Items:
###

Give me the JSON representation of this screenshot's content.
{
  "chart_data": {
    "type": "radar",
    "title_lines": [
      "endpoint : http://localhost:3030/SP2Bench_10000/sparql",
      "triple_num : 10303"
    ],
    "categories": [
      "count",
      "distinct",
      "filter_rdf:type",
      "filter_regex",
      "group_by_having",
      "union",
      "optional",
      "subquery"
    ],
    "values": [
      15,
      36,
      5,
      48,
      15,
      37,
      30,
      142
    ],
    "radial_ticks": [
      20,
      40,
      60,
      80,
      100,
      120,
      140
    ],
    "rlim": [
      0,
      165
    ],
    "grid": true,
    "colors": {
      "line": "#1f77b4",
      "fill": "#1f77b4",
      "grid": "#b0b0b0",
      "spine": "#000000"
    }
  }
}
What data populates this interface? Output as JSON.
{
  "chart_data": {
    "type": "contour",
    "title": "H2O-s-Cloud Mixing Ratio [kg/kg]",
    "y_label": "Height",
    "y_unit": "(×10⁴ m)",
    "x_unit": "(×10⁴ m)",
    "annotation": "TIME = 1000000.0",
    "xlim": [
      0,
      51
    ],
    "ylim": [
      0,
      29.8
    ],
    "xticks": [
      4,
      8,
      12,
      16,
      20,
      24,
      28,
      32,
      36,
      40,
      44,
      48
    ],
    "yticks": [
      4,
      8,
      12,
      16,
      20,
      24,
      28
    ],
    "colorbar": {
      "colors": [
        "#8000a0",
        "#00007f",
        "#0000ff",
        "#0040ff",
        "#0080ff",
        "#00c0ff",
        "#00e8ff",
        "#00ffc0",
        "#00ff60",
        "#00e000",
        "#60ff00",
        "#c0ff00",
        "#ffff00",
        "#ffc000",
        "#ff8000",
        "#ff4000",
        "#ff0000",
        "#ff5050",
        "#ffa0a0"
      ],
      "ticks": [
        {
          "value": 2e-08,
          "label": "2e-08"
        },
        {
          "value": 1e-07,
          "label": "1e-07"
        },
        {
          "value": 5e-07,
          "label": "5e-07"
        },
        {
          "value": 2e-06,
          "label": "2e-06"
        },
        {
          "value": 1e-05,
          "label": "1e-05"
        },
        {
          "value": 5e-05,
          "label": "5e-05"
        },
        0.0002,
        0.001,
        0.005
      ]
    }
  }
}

###

Problem:
Only lines that contain the word "this" are wanted; copy each of them.

Task output:
Give me the JSON representation of this screenshot's content.
What data populates this interface? Output as JSON.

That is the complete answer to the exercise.